## EXERCISE DETAILS:
Reproduce all of the data exactly, with no line skipped.

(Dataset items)
□ □ □ □ □ □ □

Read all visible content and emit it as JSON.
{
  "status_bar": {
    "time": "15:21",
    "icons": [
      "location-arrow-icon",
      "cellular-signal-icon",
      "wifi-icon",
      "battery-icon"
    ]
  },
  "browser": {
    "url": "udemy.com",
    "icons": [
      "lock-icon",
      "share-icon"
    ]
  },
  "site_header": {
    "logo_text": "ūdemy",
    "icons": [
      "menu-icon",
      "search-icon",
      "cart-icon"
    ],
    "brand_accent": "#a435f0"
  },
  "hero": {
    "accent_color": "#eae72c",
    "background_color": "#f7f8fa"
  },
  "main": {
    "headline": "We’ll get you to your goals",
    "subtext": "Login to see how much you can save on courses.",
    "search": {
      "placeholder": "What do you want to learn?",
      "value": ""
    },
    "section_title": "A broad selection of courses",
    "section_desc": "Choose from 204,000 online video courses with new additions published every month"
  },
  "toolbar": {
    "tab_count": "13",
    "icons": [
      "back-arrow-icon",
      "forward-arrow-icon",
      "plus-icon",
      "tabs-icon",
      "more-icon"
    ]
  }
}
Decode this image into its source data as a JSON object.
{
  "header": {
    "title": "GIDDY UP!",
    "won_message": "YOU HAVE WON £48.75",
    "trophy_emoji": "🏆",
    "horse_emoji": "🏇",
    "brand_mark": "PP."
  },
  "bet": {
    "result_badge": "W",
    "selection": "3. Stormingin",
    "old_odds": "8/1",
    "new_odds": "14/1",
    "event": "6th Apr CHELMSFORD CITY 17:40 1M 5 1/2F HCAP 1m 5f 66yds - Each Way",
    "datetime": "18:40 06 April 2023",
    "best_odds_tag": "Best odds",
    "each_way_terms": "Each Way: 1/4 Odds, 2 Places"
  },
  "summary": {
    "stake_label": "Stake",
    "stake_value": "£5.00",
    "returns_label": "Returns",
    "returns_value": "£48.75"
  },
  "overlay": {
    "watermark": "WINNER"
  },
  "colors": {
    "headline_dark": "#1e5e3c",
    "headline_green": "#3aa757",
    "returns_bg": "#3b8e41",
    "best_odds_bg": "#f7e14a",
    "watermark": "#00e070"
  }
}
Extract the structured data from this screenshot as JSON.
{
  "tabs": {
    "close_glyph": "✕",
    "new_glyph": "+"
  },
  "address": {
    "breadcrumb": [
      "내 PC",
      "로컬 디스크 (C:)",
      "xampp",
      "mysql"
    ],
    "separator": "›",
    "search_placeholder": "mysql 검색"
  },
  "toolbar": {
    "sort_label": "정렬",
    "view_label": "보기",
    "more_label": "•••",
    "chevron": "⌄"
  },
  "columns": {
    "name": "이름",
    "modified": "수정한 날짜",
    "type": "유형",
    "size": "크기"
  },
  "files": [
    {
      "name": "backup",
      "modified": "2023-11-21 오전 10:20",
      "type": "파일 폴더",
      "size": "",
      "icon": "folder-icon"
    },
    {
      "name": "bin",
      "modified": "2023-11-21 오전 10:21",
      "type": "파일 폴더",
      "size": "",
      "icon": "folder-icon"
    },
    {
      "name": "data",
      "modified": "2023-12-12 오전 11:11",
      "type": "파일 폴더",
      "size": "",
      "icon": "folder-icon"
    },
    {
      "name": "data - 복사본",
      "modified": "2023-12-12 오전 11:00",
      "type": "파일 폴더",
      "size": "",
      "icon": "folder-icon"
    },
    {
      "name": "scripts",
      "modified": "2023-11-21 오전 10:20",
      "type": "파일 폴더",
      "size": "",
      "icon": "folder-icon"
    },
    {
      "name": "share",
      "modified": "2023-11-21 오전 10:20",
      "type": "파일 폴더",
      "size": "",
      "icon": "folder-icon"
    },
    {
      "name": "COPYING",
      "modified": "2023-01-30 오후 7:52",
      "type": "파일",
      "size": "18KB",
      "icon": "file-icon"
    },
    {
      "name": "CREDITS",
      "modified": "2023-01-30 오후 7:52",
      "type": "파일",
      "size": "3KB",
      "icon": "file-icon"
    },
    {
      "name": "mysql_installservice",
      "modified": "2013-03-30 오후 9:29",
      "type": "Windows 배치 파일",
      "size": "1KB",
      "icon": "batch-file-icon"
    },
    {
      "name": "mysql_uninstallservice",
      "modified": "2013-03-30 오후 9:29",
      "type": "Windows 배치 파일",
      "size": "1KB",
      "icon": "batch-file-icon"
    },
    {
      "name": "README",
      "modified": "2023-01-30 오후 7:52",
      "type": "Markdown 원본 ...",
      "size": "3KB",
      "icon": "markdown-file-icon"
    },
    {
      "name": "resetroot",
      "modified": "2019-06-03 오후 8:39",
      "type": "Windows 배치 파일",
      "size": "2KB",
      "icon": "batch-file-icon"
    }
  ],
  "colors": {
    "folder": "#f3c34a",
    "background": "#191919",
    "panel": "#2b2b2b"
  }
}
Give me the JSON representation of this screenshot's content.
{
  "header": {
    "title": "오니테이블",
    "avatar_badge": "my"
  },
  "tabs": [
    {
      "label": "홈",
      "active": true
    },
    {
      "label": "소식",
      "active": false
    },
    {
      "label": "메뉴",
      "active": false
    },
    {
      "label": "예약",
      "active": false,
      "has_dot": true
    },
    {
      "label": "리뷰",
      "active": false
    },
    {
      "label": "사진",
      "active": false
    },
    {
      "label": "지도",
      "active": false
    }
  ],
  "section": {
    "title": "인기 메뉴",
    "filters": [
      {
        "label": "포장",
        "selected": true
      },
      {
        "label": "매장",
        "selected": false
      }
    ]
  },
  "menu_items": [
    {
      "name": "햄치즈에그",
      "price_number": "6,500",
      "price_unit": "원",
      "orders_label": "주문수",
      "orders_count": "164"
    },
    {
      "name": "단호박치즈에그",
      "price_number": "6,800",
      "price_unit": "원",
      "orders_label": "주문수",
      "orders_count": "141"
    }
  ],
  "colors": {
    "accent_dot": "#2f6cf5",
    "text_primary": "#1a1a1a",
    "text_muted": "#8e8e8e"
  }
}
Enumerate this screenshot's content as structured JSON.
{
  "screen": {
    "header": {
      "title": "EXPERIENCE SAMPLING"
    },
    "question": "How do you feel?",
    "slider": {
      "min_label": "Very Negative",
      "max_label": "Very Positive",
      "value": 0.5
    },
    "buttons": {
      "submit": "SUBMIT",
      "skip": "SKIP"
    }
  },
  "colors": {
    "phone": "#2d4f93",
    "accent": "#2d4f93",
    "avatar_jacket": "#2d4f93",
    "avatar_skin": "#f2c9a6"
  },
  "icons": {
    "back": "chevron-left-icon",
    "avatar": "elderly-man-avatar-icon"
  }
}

□ □ □ □ □ □ □

## TASK ANSWER:
Read all visible content and emit it as JSON.
{
  "status_bar": {
    "time": "15:21",
    "icons": [
      "location-arrow-icon",
      "cellular-signal-icon",
      "wifi-icon",
      "battery-icon"
    ]
  },
  "browser": {
    "url": "udemy.com",
    "icons": [
      "lock-icon",
      "share-icon"
    ]
  },
  "site_header": {
    "logo_text": "ūdemy",
    "icons": [
      "menu-icon",
      "search-icon",
      "cart-icon"
    ],
    "brand_accent": "#a435f0"
  },
  "hero": {
    "accent_color": "#eae72c",
    "background_color": "#f7f8fa"
  },
  "main": {
    "headline": "We’ll get you to your goals",
    "subtext": "Login to see how much you can save on courses.",
    "search": {
      "placeholder": "What do you want to learn?",
      "value": ""
    },
    "section_title": "A broad selection of courses",
    "section_desc": "Choose from 204,000 online video courses with new additions published every month"
  },
  "toolbar": {
    "tab_count": "13",
    "icons": [
      "back-arrow-icon",
      "forward-arrow-icon",
      "plus-icon",
      "tabs-icon",
      "more-icon"
    ]
  }
}
Decode this image into its source data as a JSON object.
{
  "header": {
    "title": "GIDDY UP!",
    "won_message": "YOU HAVE WON £48.75",
    "trophy_emoji": "🏆",
    "horse_emoji": "🏇",
    "brand_mark": "PP."
  },
  "bet": {
    "result_badge": "W",
    "selection": "3. Stormingin",
    "old_odds": "8/1",
    "new_odds": "14/1",
    "event": "6th Apr CHELMSFORD CITY 17:40 1M 5 1/2F HCAP 1m 5f 66yds - Each Way",
    "datetime": "18:40 06 April 2023",
    "best_odds_tag": "Best odds",
    "each_way_terms": "Each Way: 1/4 Odds, 2 Places"
  },
  "summary": {
    "stake_label": "Stake",
    "stake_value": "£5.00",
    "returns_label": "Returns",
    "returns_value": "£48.75"
  },
  "overlay": {
    "watermark": "WINNER"
  },
  "colors": {
    "headline_dark": "#1e5e3c",
    "headline_green": "#3aa757",
    "returns_bg": "#3b8e41",
    "best_odds_bg": "#f7e14a",
    "watermark": "#00e070"
  }
}
Extract the structured data from this screenshot as JSON.
{
  "tabs": {
    "close_glyph": "✕",
    "new_glyph": "+"
  },
  "address": {
    "breadcrumb": [
      "내 PC",
      "로컬 디스크 (C:)",
      "xampp",
      "mysql"
    ],
    "separator": "›",
    "search_placeholder": "mysql 검색"
  },
  "toolbar": {
    "sort_label": "정렬",
    "view_label": "보기",
    "more_label": "•••",
    "chevron": "⌄"
  },
  "columns": {
    "name": "이름",
    "modified": "수정한 날짜",
    "type": "유형",
    "size": "크기"
  },
  "files": [
    {
      "name": "backup",
      "modified": "2023-11-21 오전 10:20",
      "type": "파일 폴더",
      "size": "",
      "icon": "folder-icon"
    },
    {
      "name": "bin",
      "modified": "2023-11-21 오전 10:21",
      "type": "파일 폴더",
      "size": "",
      "icon": "folder-icon"
    },
    {
      "name": "data",
      "modified": "2023-12-12 오전 11:11",
      "type": "파일 폴더",
      "size": "",
      "icon": "folder-icon"
    },
    {
      "name": "data - 복사본",
      "modified": "2023-12-12 오전 11:00",
      "type": "파일 폴더",
      "size": "",
      "icon": "folder-icon"
    },
    {
      "name": "scripts",
      "modified": "2023-11-21 오전 10:20",
      "type": "파일 폴더",
      "size": "",
      "icon": "folder-icon"
    },
    {
      "name": "share",
      "modified": "2023-11-21 오전 10:20",
      "type": "파일 폴더",
      "size": "",
      "icon": "folder-icon"
    },
    {
      "name": "COPYING",
      "modified": "2023-01-30 오후 7:52",
      "type": "파일",
      "size": "18KB",
      "icon": "file-icon"
    },
    {
      "name": "CREDITS",
      "modified": "2023-01-30 오후 7:52",
      "type": "파일",
      "size": "3KB",
      "icon": "file-icon"
    },
    {
      "name": "mysql_installservice",
      "modified": "2013-03-30 오후 9:29",
      "type": "Windows 배치 파일",
      "size": "1KB",
      "icon": "batch-file-icon"
    },
    {
      "name": "mysql_uninstallservice",
      "modified": "2013-03-30 오후 9:29",
      "type": "Windows 배치 파일",
      "size": "1KB",
      "icon": "batch-file-icon"
    },
    {
      "name": "README",
      "modified": "2023-01-30 오후 7:52",
      "type": "Markdown 원본 ...",
      "size": "3KB",
      "icon": "markdown-file-icon"
    },
    {
      "name": "resetroot",
      "modified": "2019-06-03 오후 8:39",
      "type": "Windows 배치 파일",
      "size": "2KB",
      "icon": "batch-file-icon"
    }
  ],
  "colors": {
    "folder": "#f3c34a",
    "background": "#191919",
    "panel": "#2b2b2b"
  }
}
Give me the JSON representation of this screenshot's content.
{
  "header": {
    "title": "오니테이블",
    "avatar_badge": "my"
  },
  "tabs": [
    {
      "label": "홈",
      "active": true
    },
    {
      "label": "소식",
      "active": false
    },
    {
      "label": "메뉴",
      "active": false
    },
    {
      "label": "예약",
      "active": false,
      "has_dot": true
    },
    {
      "label": "리뷰",
      "active": false
    },
    {
      "label": "사진",
      "active": false
    },
    {
      "label": "지도",
      "active": false
    }
  ],
  "section": {
    "title": "인기 메뉴",
    "filters": [
      {
        "label": "포장",
        "selected": true
      },
      {
        "label": "매장",
        "selected": false
      }
    ]
  },
  "menu_items": [
    {
      "name": "햄치즈에그",
      "price_number": "6,500",
      "price_unit": "원",
      "orders_label": "주문수",
      "orders_count": "164"
    },
    {
      "name": "단호박치즈에그",
      "price_number": "6,800",
      "price_unit": "원",
      "orders_label": "주문수",
      "orders_count": "141"
    }
  ],
  "colors": {
    "accent_dot": "#2f6cf5",
    "text_primary": "#1a1a1a",
    "text_muted": "#8e8e8e"
  }
}
Enumerate this screenshot's content as structured JSON.
{
  "screen": {
    "header": {
      "title": "EXPERIENCE SAMPLING"
    },
    "question": "How do you feel?",
    "slider": {
      "min_label": "Very Negative",
      "max_label": "Very Positive",
      "value": 0.5
    },
    "buttons": {
      "submit": "SUBMIT",
      "skip": "SKIP"
    }
  },
  "colors": {
    "phone": "#2d4f93",
    "accent": "#2d4f93",
    "avatar_jacket": "#2d4f93",
    "avatar_skin": "#f2c9a6"
  },
  "icons": {
    "back": "chevron-left-icon",
    "avatar": "elderly-man-avatar-icon"
  }
}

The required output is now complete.